◆ What you are asked to do
Please output every line of the material as it stands, without the pictures.

** start Material provided **

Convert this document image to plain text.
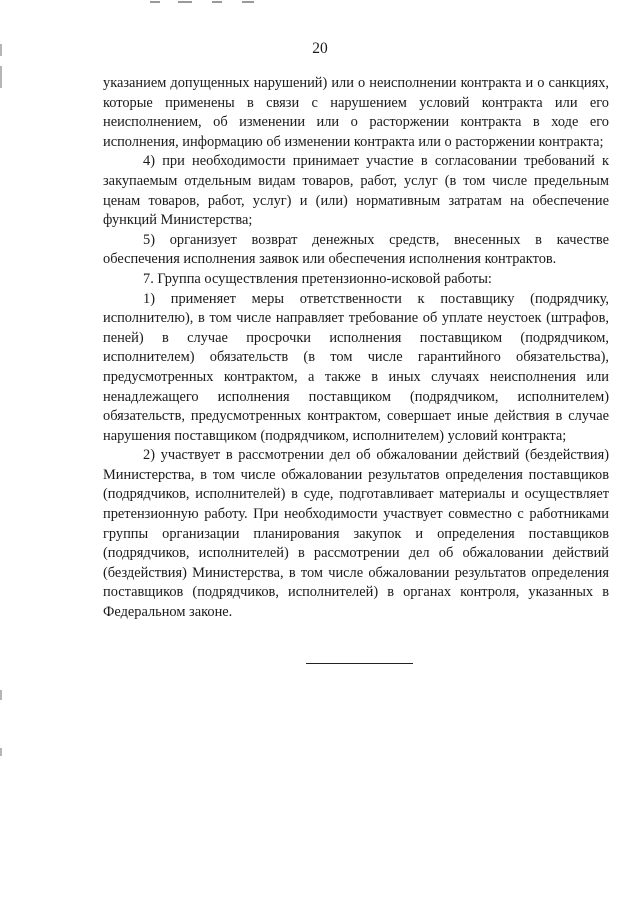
20

указанием допущенных нарушений) или о неисполнении контракта и о санкциях, которые применены в связи с нарушением условий контракта или его неисполнением, об изменении или о расторжении контракта в ходе его исполнения, информацию об изменении контракта или о расторжении контракта;

4) при необходимости принимает участие в согласовании требований к закупаемым отдельным видам товаров, работ, услуг (в том числе предельным ценам товаров, работ, услуг) и (или) нормативным затратам на обеспечение функций Министерства;

5) организует возврат денежных средств, внесенных в качестве обеспечения исполнения заявок или обеспечения исполнения контрактов.

7. Группа осуществления претензионно-исковой работы:

1) применяет меры ответственности к поставщику (подрядчику, исполнителю), в том числе направляет требование об уплате неустоек (штрафов, пеней) в случае просрочки исполнения поставщиком (подрядчиком, исполнителем) обязательств (в том числе гарантийного обязательства), предусмотренных контрактом, а также в иных случаях неисполнения или ненадлежащего исполнения поставщиком (подрядчиком, исполнителем) обязательств, предусмотренных контрактом, совершает иные действия в случае нарушения поставщиком (подрядчиком, исполнителем) условий контракта;

2) участвует в рассмотрении дел об обжаловании действий (бездействия) Министерства, в том числе обжаловании результатов определения поставщиков (подрядчиков, исполнителей) в суде, подготавливает материалы и осуществляет претензионную работу. При необходимости участвует совместно с работниками группы организации планирования закупок и определения поставщиков (подрядчиков, исполнителей) в рассмотрении дел об обжаловании действий (бездействия) Министерства, в том числе обжаловании результатов определения поставщиков (подрядчиков, исполнителей) в органах контроля, указанных в Федеральном законе.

** end Material provided **

◆ The result
Convert this document image to plain text.
20

указанием допущенных нарушений) или о неисполнении контракта и о санкциях, которые применены в связи с нарушением условий контракта или его неисполнением, об изменении или о расторжении контракта в ходе его исполнения, информацию об изменении контракта или о расторжении контракта;

4) при необходимости принимает участие в согласовании требований к закупаемым отдельным видам товаров, работ, услуг (в том числе предельным ценам товаров, работ, услуг) и (или) нормативным затратам на обеспечение функций Министерства;

5) организует возврат денежных средств, внесенных в качестве обеспечения исполнения заявок или обеспечения исполнения контрактов.

7. Группа осуществления претензионно-исковой работы:

1) применяет меры ответственности к поставщику (подрядчику, исполнителю), в том числе направляет требование об уплате неустоек (штрафов, пеней) в случае просрочки исполнения поставщиком (подрядчиком, исполнителем) обязательств (в том числе гарантийного обязательства), предусмотренных контрактом, а также в иных случаях неисполнения или ненадлежащего исполнения поставщиком (подрядчиком, исполнителем) обязательств, предусмотренных контрактом, совершает иные действия в случае нарушения поставщиком (подрядчиком, исполнителем) условий контракта;

2) участвует в рассмотрении дел об обжаловании действий (бездействия) Министерства, в том числе обжаловании результатов определения поставщиков (подрядчиков, исполнителей) в суде, подготавливает материалы и осуществляет претензионную работу. При необходимости участвует совместно с работниками группы организации планирования закупок и определения поставщиков (подрядчиков, исполнителей) в рассмотрении дел об обжаловании действий (бездействия) Министерства, в том числе обжаловании результатов определения поставщиков (подрядчиков, исполнителей) в органах контроля, указанных в Федеральном законе.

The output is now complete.